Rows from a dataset
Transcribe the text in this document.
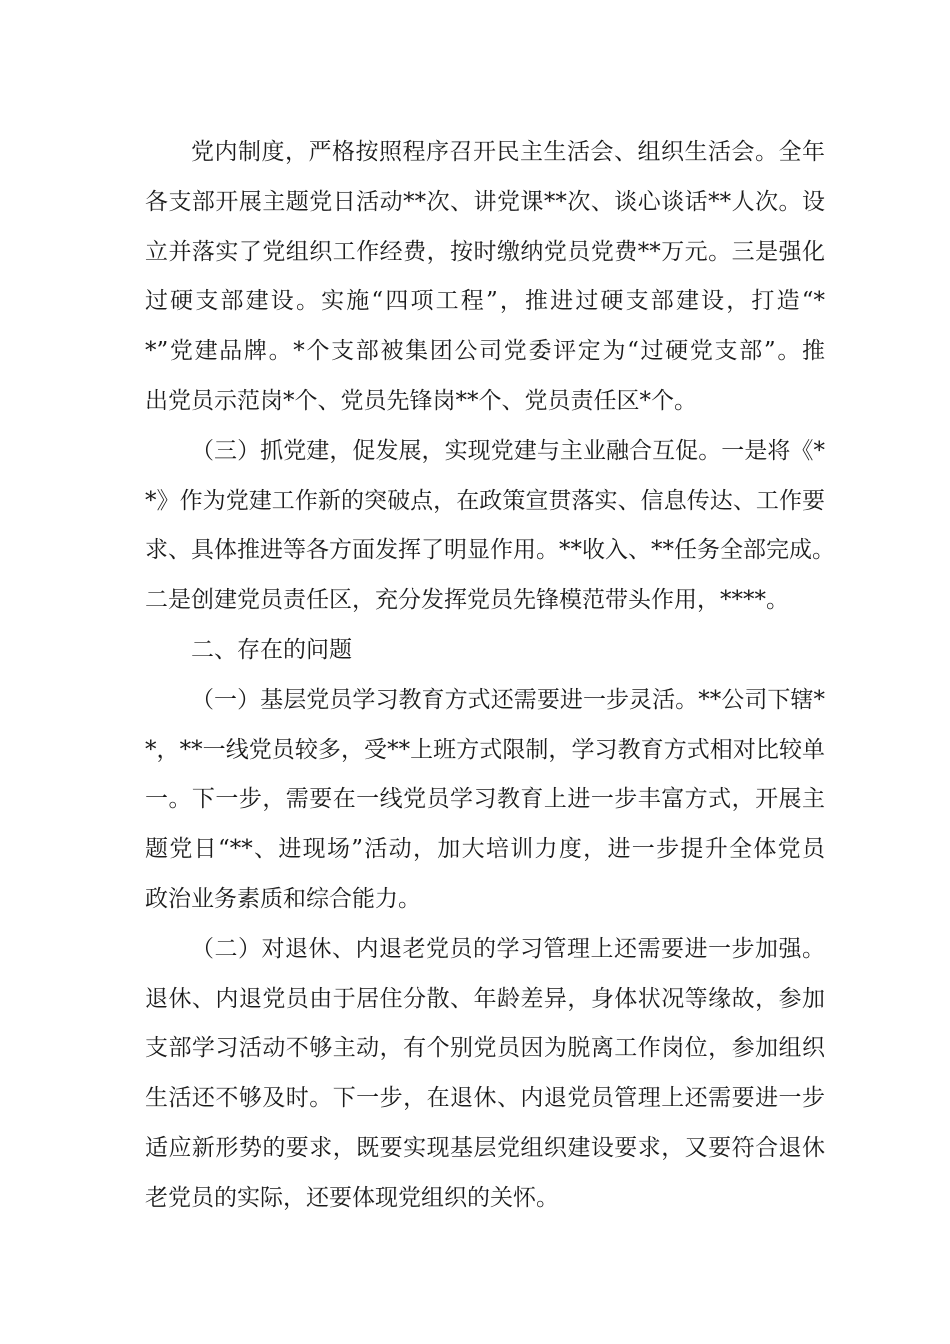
党内制度，严格按照程序召开民主生活会、组织生活会。全年
各支部开展主题党日活动**次、讲党课**次、谈心谈话**人次。设
立并落实了党组织工作经费，按时缴纳党员党费**万元。三是强化
过硬支部建设。实施“四项工程”，推进过硬支部建设，打造“*
*”党建品牌。*个支部被集团公司党委评定为“过硬党支部”。推
出党员示范岗*个、党员先锋岗**个、党员责任区*个。
（三）抓党建，促发展，实现党建与主业融合互促。一是将《*
*》作为党建工作新的突破点，在政策宣贯落实、信息传达、工作要
求、具体推进等各方面发挥了明显作用。**收入、**任务全部完成。
二是创建党员责任区，充分发挥党员先锋模范带头作用，****。
二、存在的问题
（一）基层党员学习教育方式还需要进一步灵活。**公司下辖*
*，**一线党员较多，受**上班方式限制，学习教育方式相对比较单
一。下一步，需要在一线党员学习教育上进一步丰富方式，开展主
题党日“**、进现场”活动，加大培训力度，进一步提升全体党员
政治业务素质和综合能力。
（二）对退休、内退老党员的学习管理上还需要进一步加强。
退休、内退党员由于居住分散、年龄差异，身体状况等缘故，参加
支部学习活动不够主动，有个别党员因为脱离工作岗位，参加组织
生活还不够及时。下一步，在退休、内退党员管理上还需要进一步
适应新形势的要求，既要实现基层党组织建设要求，又要符合退休
老党员的实际，还要体现党组织的关怀。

What needs to be done — Repeat the records in full, exactly as they appear, without the pictures.

Task output —
Transcribe the text in this document.
党内制度，严格按照程序召开民主生活会、组织生活会。全年
各支部开展主题党日活动**次、讲党课**次、谈心谈话**人次。设
立并落实了党组织工作经费，按时缴纳党员党费**万元。三是强化
过硬支部建设。实施“四项工程”，推进过硬支部建设，打造“*
*”党建品牌。*个支部被集团公司党委评定为“过硬党支部”。推
出党员示范岗*个、党员先锋岗**个、党员责任区*个。
（三）抓党建，促发展，实现党建与主业融合互促。一是将《*
*》作为党建工作新的突破点，在政策宣贯落实、信息传达、工作要
求、具体推进等各方面发挥了明显作用。**收入、**任务全部完成。
二是创建党员责任区，充分发挥党员先锋模范带头作用，****。
二、存在的问题
（一）基层党员学习教育方式还需要进一步灵活。**公司下辖*
*，**一线党员较多，受**上班方式限制，学习教育方式相对比较单
一。下一步，需要在一线党员学习教育上进一步丰富方式，开展主
题党日“**、进现场”活动，加大培训力度，进一步提升全体党员
政治业务素质和综合能力。
（二）对退休、内退老党员的学习管理上还需要进一步加强。
退休、内退党员由于居住分散、年龄差异，身体状况等缘故，参加
支部学习活动不够主动，有个别党员因为脱离工作岗位，参加组织
生活还不够及时。下一步，在退休、内退党员管理上还需要进一步
适应新形势的要求，既要实现基层党组织建设要求，又要符合退休
老党员的实际，还要体现党组织的关怀。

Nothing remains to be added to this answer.